> _Task requirements_
Say how many lines hold the string "minh", and nothing more.

(Dataset items)
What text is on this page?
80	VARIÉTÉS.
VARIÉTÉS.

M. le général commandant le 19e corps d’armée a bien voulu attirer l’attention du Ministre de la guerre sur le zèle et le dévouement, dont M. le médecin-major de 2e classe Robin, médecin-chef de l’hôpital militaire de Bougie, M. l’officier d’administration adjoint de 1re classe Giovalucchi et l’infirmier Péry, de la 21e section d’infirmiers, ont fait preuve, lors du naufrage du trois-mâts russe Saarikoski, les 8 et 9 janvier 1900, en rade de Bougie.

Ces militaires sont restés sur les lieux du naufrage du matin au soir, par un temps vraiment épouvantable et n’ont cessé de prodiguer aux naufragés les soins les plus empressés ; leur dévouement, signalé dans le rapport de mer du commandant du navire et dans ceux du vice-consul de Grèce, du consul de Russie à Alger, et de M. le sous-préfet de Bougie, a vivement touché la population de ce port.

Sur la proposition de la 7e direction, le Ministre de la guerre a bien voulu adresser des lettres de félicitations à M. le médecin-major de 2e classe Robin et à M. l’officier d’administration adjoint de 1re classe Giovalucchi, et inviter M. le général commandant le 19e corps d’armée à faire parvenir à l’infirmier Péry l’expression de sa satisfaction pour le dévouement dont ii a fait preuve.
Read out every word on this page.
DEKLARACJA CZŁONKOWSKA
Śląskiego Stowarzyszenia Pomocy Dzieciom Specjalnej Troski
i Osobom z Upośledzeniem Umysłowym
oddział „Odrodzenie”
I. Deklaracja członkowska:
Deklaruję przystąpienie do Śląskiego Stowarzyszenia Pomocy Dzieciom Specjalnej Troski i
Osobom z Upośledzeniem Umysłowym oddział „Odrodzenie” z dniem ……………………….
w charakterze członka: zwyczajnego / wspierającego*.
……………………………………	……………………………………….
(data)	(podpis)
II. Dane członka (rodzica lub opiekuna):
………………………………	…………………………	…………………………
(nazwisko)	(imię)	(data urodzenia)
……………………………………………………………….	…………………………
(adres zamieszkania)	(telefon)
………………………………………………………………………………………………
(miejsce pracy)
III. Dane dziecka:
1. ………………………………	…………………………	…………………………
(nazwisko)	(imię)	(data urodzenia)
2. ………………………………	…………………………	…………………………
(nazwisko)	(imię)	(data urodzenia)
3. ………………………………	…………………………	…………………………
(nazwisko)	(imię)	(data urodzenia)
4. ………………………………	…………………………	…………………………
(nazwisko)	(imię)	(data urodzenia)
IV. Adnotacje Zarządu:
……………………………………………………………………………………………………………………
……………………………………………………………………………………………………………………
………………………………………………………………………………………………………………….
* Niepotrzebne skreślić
==
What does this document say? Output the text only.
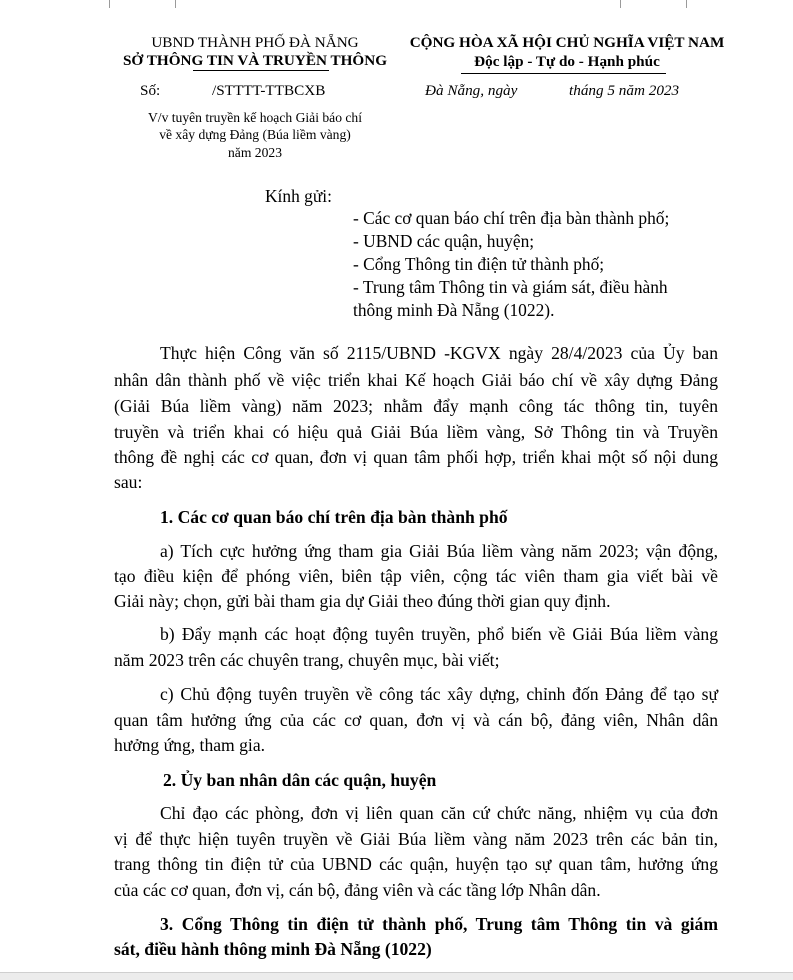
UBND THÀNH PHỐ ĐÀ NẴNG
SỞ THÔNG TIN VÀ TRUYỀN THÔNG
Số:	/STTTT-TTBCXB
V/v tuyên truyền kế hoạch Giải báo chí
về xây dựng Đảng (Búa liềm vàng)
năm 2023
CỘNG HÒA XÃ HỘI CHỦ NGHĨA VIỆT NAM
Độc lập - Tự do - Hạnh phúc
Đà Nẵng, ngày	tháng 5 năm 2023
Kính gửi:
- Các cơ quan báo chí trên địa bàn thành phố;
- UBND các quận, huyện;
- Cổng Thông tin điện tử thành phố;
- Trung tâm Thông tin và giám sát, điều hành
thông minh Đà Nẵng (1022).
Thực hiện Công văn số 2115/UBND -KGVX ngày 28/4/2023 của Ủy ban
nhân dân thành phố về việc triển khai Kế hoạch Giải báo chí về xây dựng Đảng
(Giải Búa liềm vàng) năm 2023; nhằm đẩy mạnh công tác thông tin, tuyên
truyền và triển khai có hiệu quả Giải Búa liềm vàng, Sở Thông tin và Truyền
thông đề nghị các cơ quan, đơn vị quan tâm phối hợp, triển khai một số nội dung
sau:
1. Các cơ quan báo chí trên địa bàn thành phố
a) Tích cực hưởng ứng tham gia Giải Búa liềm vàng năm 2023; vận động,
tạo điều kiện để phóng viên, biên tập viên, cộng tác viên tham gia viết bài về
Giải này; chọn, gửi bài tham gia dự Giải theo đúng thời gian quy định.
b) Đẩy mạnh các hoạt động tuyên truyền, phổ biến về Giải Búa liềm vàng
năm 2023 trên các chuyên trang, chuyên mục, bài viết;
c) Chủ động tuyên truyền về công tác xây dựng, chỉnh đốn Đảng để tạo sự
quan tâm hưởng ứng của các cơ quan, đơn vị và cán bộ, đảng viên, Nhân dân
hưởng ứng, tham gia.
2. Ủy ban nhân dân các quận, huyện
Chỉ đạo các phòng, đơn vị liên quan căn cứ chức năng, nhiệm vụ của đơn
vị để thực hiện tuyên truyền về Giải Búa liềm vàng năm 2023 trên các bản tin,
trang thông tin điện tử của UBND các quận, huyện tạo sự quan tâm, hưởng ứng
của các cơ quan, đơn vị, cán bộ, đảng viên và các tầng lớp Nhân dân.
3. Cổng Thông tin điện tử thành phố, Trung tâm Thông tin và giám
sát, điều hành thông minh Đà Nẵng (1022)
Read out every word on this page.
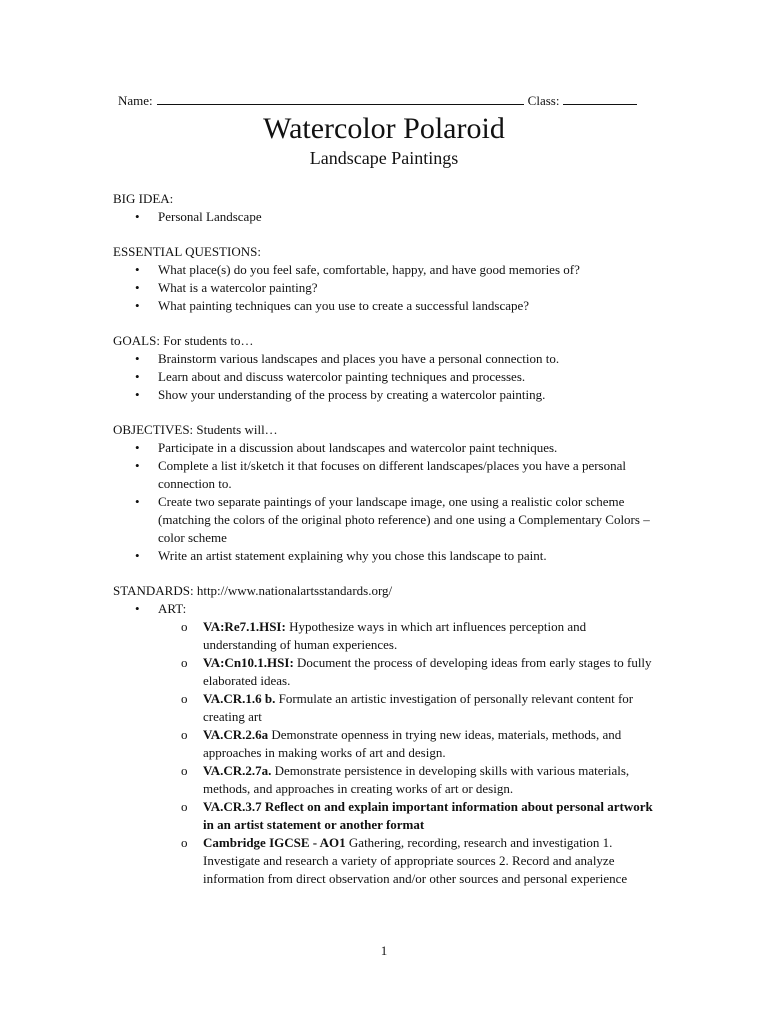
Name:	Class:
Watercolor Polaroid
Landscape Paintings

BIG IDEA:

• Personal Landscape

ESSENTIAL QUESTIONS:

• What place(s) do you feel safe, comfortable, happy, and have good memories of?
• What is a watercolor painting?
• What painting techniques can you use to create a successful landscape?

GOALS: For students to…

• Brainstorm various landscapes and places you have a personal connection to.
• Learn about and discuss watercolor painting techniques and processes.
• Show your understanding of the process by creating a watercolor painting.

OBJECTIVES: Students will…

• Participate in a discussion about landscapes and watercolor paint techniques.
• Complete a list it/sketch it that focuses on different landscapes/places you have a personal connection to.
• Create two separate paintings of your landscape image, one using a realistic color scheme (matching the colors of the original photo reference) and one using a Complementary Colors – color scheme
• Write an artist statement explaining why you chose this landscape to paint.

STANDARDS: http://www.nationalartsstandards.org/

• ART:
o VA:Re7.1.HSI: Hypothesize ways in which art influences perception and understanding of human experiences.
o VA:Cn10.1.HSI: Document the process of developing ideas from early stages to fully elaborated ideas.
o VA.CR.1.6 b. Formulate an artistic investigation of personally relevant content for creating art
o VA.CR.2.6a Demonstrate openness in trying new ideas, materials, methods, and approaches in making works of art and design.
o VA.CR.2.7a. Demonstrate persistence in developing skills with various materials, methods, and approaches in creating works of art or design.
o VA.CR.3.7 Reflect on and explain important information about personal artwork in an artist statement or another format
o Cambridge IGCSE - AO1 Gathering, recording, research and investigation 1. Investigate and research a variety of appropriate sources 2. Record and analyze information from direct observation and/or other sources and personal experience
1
--
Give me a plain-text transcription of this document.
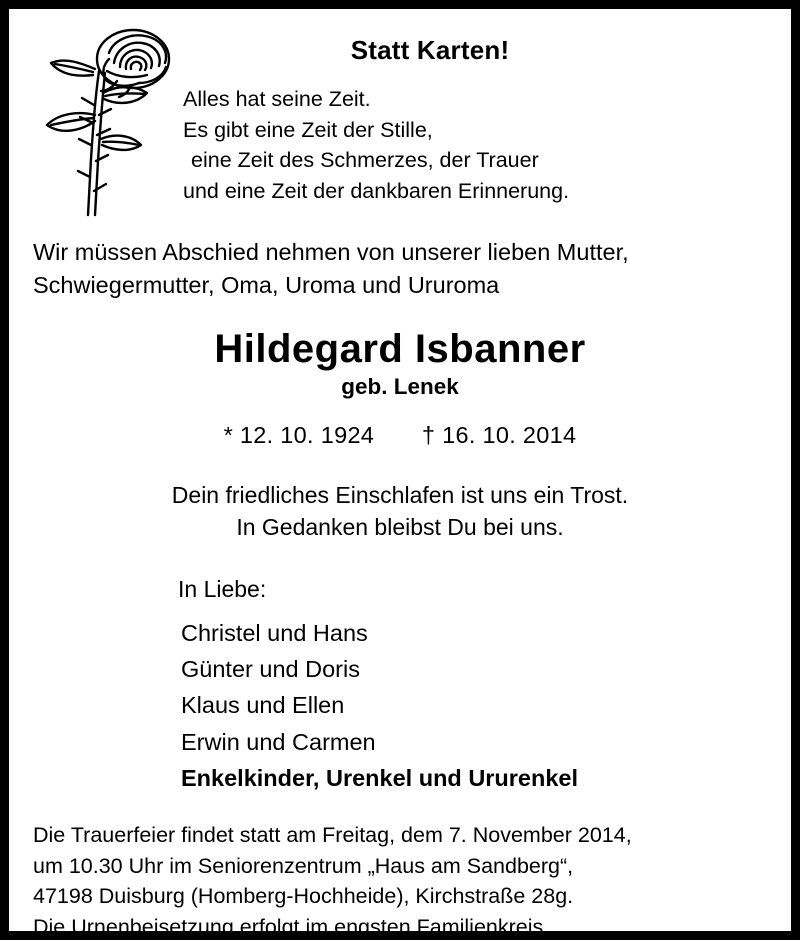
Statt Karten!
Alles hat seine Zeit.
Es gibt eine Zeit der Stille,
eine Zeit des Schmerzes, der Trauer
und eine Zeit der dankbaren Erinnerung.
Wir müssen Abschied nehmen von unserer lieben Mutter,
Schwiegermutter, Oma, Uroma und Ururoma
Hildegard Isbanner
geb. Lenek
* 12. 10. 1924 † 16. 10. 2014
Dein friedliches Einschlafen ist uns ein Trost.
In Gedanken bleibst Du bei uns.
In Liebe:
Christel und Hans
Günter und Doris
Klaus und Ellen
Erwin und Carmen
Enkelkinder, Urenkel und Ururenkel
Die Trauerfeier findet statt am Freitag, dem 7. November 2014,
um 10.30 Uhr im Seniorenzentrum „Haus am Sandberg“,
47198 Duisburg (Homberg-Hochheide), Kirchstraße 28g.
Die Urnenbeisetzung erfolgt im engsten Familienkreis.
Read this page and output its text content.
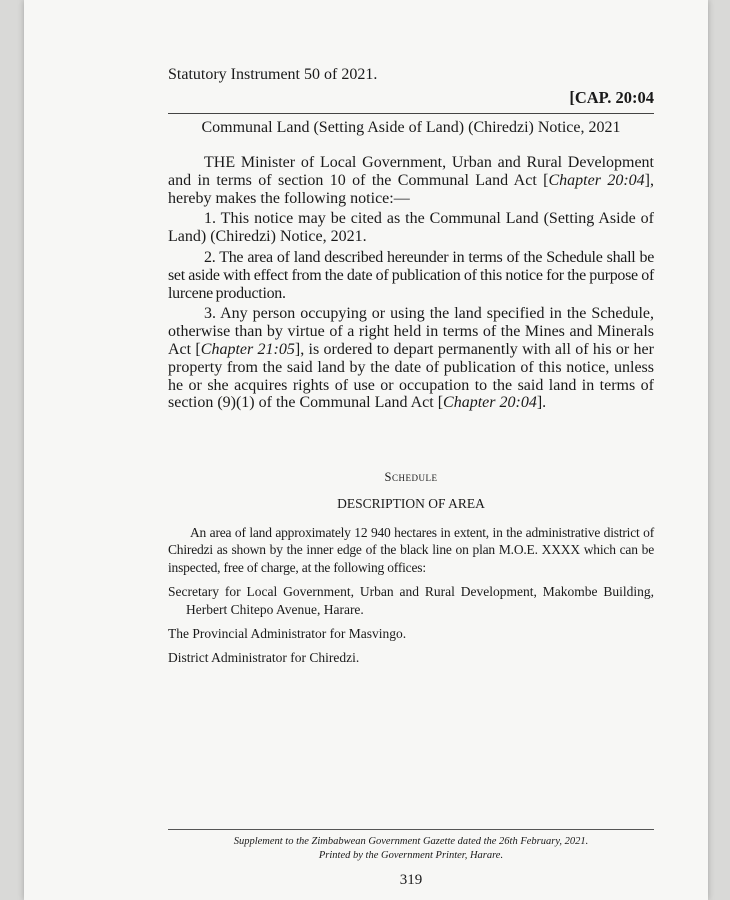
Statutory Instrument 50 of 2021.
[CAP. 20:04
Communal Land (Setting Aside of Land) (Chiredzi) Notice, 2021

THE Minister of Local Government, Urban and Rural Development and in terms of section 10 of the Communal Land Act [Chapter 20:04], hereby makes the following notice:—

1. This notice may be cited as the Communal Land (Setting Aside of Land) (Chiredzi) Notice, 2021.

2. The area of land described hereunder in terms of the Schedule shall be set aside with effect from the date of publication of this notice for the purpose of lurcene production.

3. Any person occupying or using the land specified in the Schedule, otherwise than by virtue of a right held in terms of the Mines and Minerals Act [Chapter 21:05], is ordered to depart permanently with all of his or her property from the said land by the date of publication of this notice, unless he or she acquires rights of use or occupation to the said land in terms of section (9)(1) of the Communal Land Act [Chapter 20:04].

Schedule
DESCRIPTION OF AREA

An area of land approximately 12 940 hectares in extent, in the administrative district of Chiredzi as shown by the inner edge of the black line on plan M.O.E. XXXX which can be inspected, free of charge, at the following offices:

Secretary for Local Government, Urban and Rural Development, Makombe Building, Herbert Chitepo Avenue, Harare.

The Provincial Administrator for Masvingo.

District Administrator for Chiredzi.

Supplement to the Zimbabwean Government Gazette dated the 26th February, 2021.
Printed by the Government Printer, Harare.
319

> _Output_
2